━━━ Provided records ━━━

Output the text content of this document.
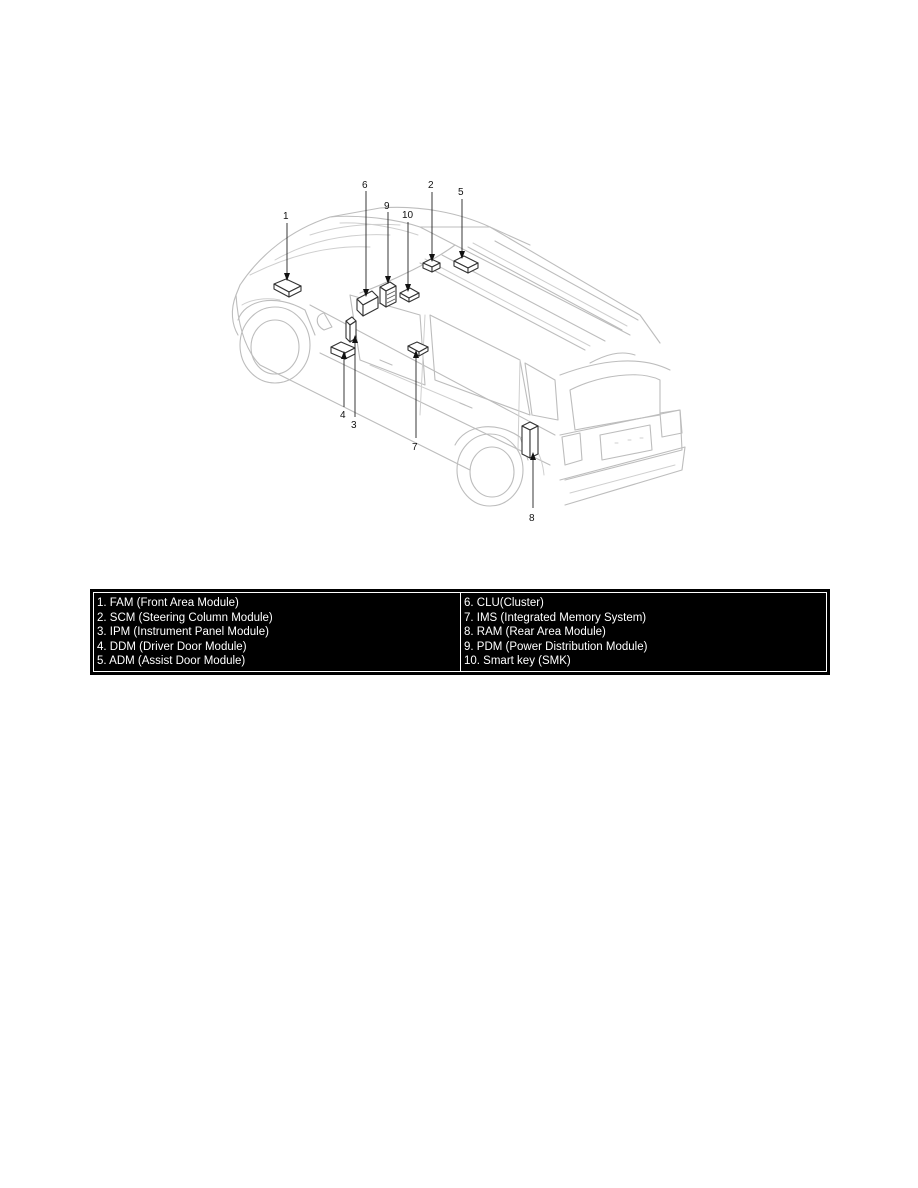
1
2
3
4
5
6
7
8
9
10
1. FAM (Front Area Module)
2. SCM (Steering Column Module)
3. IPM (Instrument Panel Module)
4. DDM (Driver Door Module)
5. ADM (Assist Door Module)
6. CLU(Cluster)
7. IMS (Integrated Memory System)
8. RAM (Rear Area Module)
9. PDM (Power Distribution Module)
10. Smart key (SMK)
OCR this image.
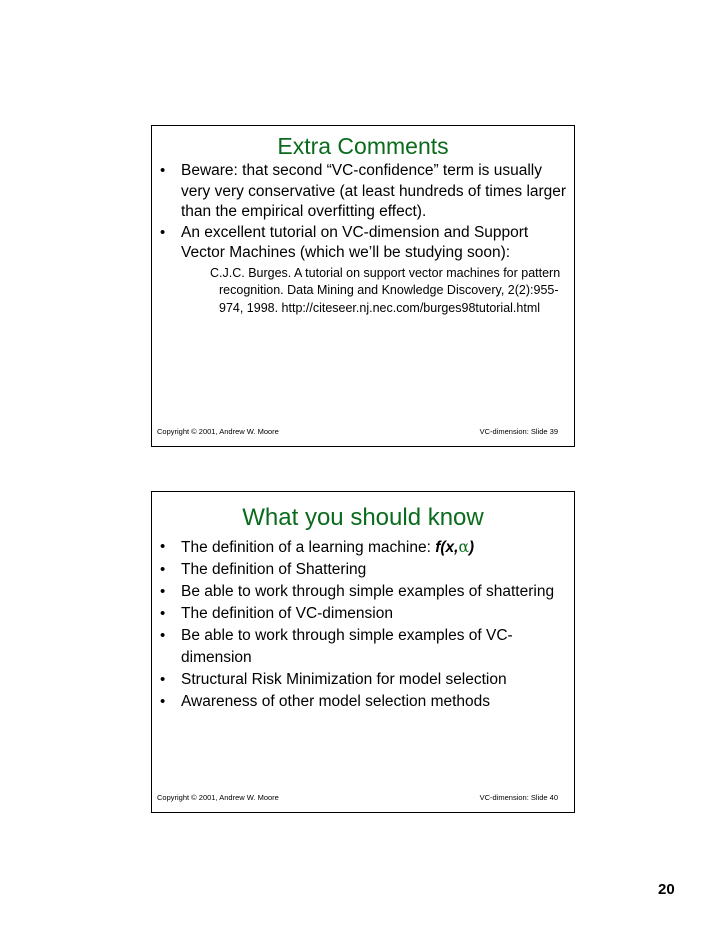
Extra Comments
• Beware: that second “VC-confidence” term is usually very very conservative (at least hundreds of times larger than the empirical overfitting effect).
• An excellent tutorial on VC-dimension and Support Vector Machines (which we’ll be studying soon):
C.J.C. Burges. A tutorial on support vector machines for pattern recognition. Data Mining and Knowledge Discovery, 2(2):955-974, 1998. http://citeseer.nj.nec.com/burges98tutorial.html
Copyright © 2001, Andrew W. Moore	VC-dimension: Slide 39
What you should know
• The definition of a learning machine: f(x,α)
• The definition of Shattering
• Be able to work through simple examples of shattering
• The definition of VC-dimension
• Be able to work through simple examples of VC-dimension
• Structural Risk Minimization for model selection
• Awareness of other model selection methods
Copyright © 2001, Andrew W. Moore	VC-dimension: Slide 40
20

━━━

- **Exercise**
Omit the pictures, and quote the material above exactly as given.

- **Solved exercise**
Output the text content of this document.
1
2
3
4
5
6
7
8
9
10
1. FAM (Front Area Module)
2. SCM (Steering Column Module)
3. IPM (Instrument Panel Module)
4. DDM (Driver Door Module)
5. ADM (Assist Door Module)
6. CLU(Cluster)
7. IMS (Integrated Memory System)
8. RAM (Rear Area Module)
9. PDM (Power Distribution Module)
10. Smart key (SMK)
OCR this image.
Extra Comments
• Beware: that second “VC-confidence” term is usually very very conservative (at least hundreds of times larger than the empirical overfitting effect).
• An excellent tutorial on VC-dimension and Support Vector Machines (which we’ll be studying soon):
C.J.C. Burges. A tutorial on support vector machines for pattern recognition. Data Mining and Knowledge Discovery, 2(2):955-974, 1998. http://citeseer.nj.nec.com/burges98tutorial.html
Copyright © 2001, Andrew W. Moore	VC-dimension: Slide 39
What you should know
• The definition of a learning machine: f(x,α)
• The definition of Shattering
• Be able to work through simple examples of shattering
• The definition of VC-dimension
• Be able to work through simple examples of VC-dimension
• Structural Risk Minimization for model selection
• Awareness of other model selection methods
Copyright © 2001, Andrew W. Moore	VC-dimension: Slide 40
20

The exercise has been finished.